PROBLEM REQUIREMENTS:
Gather all lines in the data that hold the string "vill".
───── SOURCE DATA ─────
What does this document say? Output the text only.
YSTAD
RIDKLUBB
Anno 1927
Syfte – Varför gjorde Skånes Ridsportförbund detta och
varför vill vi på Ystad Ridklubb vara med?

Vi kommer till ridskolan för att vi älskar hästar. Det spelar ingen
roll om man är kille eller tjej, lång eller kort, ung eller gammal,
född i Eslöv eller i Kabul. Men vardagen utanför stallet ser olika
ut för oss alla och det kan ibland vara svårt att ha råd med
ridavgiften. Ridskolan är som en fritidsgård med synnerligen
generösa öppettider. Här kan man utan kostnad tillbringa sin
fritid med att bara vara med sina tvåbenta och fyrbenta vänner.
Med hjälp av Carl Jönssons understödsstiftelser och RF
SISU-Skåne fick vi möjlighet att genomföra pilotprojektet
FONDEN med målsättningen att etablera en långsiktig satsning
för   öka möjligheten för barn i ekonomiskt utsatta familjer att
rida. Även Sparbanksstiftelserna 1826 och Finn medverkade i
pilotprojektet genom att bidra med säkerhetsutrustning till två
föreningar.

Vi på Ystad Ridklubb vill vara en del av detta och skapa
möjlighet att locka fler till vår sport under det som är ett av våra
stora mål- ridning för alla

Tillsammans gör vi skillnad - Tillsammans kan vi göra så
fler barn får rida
─────
WRITTEN ANSWER:
varför vill vi på Ystad Ridklubb vara med?
Vi på Ystad Ridklubb vill vara en del av detta och skapa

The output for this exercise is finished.